**Listed records:**
╔══

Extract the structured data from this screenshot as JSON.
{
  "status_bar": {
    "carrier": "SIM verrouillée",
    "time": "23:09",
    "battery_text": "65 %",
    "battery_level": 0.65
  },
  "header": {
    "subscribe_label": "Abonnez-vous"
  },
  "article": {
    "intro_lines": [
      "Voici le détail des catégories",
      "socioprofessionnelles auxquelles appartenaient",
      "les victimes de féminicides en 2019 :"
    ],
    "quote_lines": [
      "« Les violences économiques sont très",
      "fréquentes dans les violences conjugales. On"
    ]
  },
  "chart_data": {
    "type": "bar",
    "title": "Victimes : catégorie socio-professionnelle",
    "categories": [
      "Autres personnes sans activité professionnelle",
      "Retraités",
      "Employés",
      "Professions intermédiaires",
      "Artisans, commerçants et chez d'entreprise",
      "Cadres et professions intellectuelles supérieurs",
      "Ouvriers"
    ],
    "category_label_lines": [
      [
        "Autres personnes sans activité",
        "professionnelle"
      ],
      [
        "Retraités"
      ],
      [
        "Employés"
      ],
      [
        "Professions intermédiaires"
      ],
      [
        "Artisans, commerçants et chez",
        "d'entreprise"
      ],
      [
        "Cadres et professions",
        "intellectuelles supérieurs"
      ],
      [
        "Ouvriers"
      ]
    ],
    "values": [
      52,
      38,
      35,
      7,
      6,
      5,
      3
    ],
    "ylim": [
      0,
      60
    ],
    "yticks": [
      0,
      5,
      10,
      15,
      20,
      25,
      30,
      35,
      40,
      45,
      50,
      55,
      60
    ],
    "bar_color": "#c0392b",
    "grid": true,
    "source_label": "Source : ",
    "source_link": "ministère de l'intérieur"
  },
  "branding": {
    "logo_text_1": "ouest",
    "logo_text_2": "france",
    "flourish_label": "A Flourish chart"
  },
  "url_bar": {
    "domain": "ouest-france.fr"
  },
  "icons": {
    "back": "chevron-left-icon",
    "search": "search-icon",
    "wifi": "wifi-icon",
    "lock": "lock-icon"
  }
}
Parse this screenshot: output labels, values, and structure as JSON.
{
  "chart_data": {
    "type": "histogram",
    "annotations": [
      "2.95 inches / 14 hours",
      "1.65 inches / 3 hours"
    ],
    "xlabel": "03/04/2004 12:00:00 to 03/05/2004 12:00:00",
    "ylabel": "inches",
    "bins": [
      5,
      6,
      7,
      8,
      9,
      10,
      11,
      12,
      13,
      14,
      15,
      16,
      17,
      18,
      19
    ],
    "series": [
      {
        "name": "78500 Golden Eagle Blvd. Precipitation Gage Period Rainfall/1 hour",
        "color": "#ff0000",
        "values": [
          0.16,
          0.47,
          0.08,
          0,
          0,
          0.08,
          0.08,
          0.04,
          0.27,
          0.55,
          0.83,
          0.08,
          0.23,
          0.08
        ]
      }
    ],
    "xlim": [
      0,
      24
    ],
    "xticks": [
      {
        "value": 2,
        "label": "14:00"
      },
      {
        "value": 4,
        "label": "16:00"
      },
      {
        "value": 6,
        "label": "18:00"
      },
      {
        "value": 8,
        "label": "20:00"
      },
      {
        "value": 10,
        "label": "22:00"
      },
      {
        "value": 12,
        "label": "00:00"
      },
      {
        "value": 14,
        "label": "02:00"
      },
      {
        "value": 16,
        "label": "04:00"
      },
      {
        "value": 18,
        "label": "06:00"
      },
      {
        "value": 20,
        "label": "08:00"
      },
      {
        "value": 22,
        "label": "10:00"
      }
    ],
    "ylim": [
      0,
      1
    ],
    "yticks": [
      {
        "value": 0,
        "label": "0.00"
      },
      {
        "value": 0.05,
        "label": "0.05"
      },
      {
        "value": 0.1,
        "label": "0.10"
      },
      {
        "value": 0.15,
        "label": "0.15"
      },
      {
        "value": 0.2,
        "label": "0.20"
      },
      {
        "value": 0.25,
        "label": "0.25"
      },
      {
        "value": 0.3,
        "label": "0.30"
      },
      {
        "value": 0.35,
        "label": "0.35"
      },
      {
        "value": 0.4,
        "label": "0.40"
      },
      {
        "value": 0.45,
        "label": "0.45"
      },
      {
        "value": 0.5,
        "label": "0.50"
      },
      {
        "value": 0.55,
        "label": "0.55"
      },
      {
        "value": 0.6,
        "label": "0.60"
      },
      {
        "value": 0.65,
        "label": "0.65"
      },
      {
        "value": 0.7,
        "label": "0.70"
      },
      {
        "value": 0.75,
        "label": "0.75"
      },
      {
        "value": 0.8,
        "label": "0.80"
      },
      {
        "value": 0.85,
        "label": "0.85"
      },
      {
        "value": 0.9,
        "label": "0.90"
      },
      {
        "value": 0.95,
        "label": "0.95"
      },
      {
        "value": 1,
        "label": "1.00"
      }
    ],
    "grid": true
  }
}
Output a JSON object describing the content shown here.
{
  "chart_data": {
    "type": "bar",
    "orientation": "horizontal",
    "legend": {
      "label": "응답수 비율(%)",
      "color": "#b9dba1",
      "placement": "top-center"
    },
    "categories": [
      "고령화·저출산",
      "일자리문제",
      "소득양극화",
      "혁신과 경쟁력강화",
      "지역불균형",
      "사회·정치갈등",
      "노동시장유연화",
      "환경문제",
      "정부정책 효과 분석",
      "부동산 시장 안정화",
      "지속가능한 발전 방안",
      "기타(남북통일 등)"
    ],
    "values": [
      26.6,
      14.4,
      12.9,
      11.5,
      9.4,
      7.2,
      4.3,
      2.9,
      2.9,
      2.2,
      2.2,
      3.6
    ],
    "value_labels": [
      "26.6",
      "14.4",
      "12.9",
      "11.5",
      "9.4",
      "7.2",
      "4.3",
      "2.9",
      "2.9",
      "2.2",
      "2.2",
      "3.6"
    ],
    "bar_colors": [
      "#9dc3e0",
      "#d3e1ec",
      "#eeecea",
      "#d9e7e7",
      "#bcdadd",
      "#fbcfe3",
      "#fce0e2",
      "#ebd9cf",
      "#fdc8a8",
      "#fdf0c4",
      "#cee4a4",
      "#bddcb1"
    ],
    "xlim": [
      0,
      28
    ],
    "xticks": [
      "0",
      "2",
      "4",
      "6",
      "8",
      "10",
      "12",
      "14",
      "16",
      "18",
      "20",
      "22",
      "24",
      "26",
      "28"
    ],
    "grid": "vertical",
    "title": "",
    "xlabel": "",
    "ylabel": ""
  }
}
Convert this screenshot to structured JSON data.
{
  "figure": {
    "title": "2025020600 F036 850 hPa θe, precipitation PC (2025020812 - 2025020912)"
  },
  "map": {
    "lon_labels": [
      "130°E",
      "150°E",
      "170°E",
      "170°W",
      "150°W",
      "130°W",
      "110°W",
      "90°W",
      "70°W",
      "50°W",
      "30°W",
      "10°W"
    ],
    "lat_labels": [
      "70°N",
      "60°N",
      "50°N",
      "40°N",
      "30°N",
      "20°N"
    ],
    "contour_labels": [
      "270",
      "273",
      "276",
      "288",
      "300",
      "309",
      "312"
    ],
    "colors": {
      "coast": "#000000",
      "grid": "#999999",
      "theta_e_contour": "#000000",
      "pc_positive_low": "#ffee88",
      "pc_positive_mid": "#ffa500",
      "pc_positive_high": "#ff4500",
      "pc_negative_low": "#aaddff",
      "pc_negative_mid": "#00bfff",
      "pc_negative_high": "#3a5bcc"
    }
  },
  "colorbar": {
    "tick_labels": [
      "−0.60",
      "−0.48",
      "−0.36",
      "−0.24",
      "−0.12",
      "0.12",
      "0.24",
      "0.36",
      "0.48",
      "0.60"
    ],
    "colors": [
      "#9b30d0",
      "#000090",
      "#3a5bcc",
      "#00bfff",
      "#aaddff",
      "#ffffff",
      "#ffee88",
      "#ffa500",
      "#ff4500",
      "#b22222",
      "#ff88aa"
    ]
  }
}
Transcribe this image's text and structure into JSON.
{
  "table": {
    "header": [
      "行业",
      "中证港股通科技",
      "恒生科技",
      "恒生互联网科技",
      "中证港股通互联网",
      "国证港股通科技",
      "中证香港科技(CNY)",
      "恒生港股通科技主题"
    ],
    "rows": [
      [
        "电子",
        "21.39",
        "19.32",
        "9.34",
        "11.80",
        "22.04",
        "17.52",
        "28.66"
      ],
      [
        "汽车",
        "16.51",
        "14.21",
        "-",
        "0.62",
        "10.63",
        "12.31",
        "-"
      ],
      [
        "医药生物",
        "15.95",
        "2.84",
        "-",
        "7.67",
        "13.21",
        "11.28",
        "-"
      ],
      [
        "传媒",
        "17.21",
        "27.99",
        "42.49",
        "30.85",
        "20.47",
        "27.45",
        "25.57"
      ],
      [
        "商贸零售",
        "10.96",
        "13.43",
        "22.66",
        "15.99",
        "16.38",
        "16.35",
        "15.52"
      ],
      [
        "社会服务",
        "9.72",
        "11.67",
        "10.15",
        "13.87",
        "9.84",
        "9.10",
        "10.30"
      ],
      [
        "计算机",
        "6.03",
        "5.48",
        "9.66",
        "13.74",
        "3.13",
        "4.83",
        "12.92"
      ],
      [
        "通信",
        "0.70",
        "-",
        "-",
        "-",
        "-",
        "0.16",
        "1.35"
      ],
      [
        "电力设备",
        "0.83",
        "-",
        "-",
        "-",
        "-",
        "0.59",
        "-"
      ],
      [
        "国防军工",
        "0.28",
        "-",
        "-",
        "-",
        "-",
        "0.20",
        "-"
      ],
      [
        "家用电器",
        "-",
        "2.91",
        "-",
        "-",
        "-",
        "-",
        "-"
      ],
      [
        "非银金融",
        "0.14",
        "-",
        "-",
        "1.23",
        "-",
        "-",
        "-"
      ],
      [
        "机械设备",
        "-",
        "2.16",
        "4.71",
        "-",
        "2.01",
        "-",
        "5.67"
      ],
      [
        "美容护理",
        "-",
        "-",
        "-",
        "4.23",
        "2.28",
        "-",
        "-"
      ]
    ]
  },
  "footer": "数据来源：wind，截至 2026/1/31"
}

╚══

**Written task:** From the data above, copy each line that has the string "JSON".

**Result:**
Extract the structured data from this screenshot as JSON.
Parse this screenshot: output labels, values, and structure as JSON.
Output a JSON object describing the content shown here.
Convert this screenshot to structured JSON data.
Transcribe this image's text and structure into JSON.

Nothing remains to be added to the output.